(Text block):
.....

Having a headlamp is super important for obvious reasons! You will use it for everything from finishing up your hike in the dark to reading in the tent and you`ll be thankful you have it for those 2 AM bathroom trips! There are several inexpensive options but if we could only recommend one brand, PETZL would be the one!
A Hydration Bladder
To be honest with you, I wasn`t a die hard believer until earlier this year. I use to just carry a few water bottles, drink out of the LifeStraw, and wonder what all the fuss was about. Well, I bought one for our trip to Hawaii and my perspective shifted in a hurry.
You see, if you constantly have to stop to take out your water bottle, take a sip, and put it back in your pack, you will end up drinking less water. Plain and simple. If you can just grab the hose and take a sip as often and as liberally as you`d like, you will drink more water. Guaranteed. Hydration is always a key factor, but it becomes extremely important when you are doing multi day hikes and hikes at higher elevations. A 2-3 L Hydration Bladder is the perfect size for overnight adventures, and you can always choose to under fill it for shorter day hikes!

.....

(Problem): Pick up the hiking gear text after its last sentence and keep writing it.

Recorded data:
.....

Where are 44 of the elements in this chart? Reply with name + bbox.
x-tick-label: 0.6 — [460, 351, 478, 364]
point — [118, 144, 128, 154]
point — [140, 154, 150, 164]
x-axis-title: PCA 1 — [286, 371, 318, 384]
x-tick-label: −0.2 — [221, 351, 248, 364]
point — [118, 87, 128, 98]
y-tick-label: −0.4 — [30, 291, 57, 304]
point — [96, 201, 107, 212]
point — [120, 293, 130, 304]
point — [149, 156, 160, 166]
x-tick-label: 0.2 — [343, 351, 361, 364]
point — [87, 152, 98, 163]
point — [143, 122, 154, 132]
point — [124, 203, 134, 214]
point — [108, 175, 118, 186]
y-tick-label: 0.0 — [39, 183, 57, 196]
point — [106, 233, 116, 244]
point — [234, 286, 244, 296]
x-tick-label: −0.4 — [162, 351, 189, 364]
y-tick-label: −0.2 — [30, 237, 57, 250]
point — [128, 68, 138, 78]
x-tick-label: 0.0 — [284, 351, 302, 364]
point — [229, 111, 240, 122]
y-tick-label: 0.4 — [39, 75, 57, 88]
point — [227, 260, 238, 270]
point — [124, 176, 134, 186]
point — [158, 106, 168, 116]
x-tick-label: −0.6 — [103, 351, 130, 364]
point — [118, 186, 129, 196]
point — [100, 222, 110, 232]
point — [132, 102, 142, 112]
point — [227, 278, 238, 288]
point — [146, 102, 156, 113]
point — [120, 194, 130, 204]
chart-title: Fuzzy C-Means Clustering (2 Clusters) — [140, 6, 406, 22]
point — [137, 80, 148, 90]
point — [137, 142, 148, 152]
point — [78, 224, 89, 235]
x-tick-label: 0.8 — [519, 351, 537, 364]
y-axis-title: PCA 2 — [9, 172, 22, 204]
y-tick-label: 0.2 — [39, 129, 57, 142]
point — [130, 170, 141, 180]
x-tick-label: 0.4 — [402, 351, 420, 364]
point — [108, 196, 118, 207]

.....

(Written answer):
A Well Packed First Aid Kit
A well packed first aid kit is essential for any back country camping trip you take. You can buy one at most outdoor stores; but I find them to be lacking in some areas and including other things you just don`t need. If you have your own bag (waterproof is best) then you can make your kit from scratch which is my preferred method. Check out the post linked below for a list of everything you`ll need for a great DIY first aid kit.
If you`re on the fence about if a Jetboil is really worth the money, I want you to trust me on this… it is GAME CHANGING! By having a Jetboil, we have completely eliminated the need for back country pots, pans, and stoves from our packing list. To give you a bit of an idea, that decreases the space needed for food cooking apparatuses by over two thirds. We simply bring food that we can cook with hot water (oatmeal, coffee & tea, backpacker meals, etc) and our Jetboil Flash System and we are always set for food.
Since you don`t need pots and pans with your Jetboil; a plate/bowl, a spork, and a mug are the only pieces of dinnerware that you will need to bring. Anything lightweight and plastic will do the trick here!
A hammock may not be for everyone, but I spend the majority of my time in ours when I`m not hiking, eating, or sleeping. Okay, I admit it, half the time I even eat in the hammock. It`s just so cozy! Our Lightweight Backpacking Hammock is super easy to set up and really compact. David and I will often come back to camp and spend the evening relaxing in the hammock with a drink and some music. Sound like something you could get on board with?😏
I honestly don`t go anywhere without these bad boys! Electrolytes are so useful in keeping yourself hydrated after a long day of hiking, especially in the heat. They can make a huge difference in your energy level and are especially important on strenuous or milti-day hikes. Our favorites are the Fruit Punch and the Pink Lemonade Nuun Tablets!